■ Short task ■
Gather from the material every line that contains the string "organic".

■ Records that describe figures ■
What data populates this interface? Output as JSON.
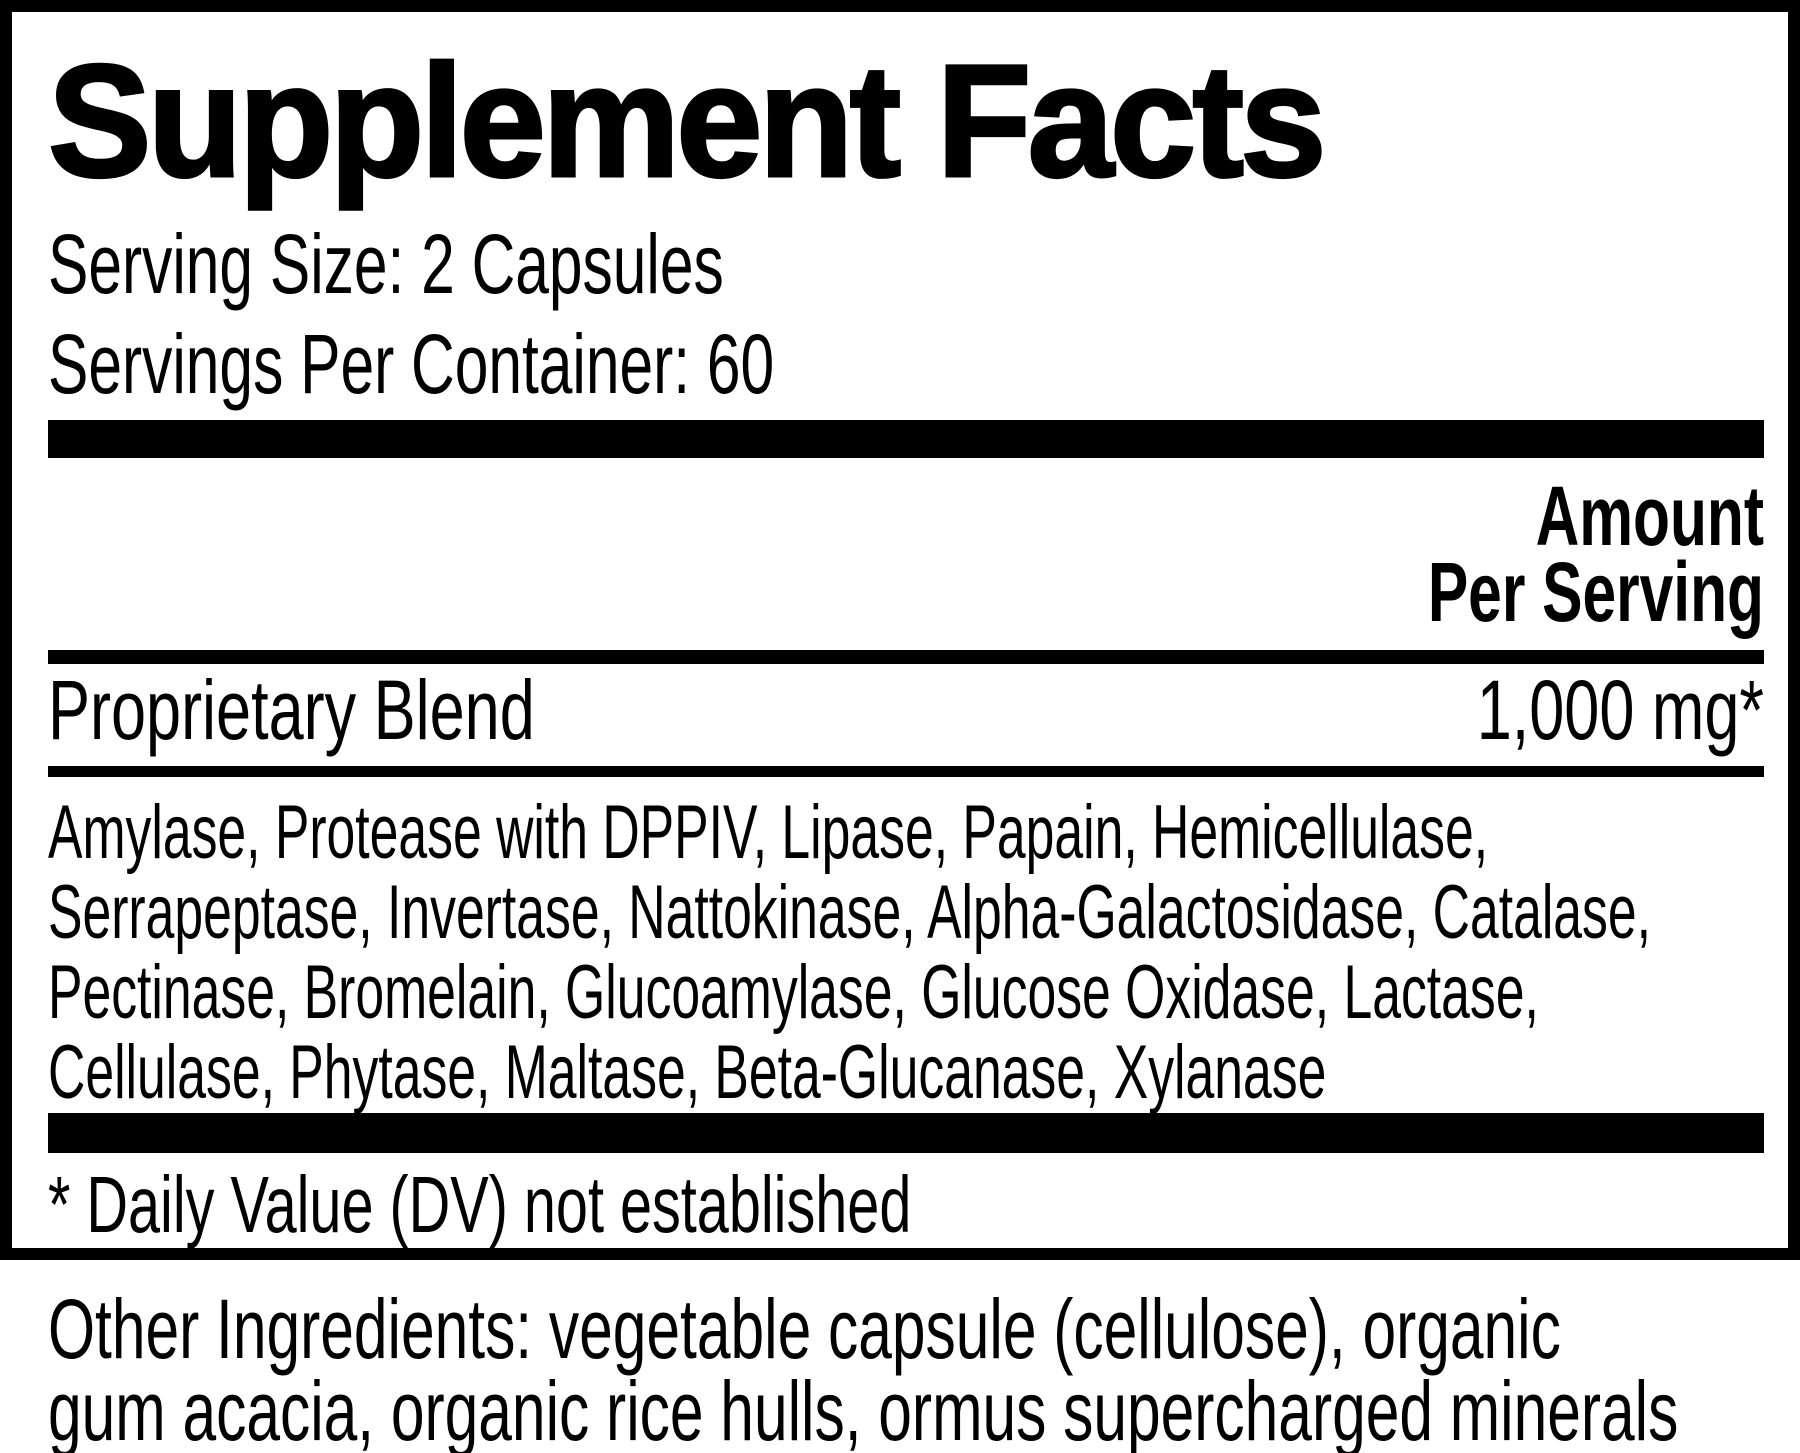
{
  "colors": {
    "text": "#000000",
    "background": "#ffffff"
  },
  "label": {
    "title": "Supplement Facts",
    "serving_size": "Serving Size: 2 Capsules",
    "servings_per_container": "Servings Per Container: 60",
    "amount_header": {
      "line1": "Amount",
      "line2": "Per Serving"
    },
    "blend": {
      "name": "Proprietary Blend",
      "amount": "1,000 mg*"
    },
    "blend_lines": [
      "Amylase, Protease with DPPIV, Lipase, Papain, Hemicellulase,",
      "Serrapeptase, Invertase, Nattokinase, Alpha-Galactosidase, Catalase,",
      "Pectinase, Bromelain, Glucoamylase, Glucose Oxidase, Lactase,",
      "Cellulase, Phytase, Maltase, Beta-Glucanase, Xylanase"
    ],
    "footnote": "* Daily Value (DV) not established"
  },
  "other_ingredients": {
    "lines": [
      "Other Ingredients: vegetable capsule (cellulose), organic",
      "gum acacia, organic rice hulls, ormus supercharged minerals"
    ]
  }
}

■ The completed task ■
      "Other Ingredients: vegetable capsule (cellulose), organic",
      "gum acacia, organic rice hulls, ormus supercharged minerals"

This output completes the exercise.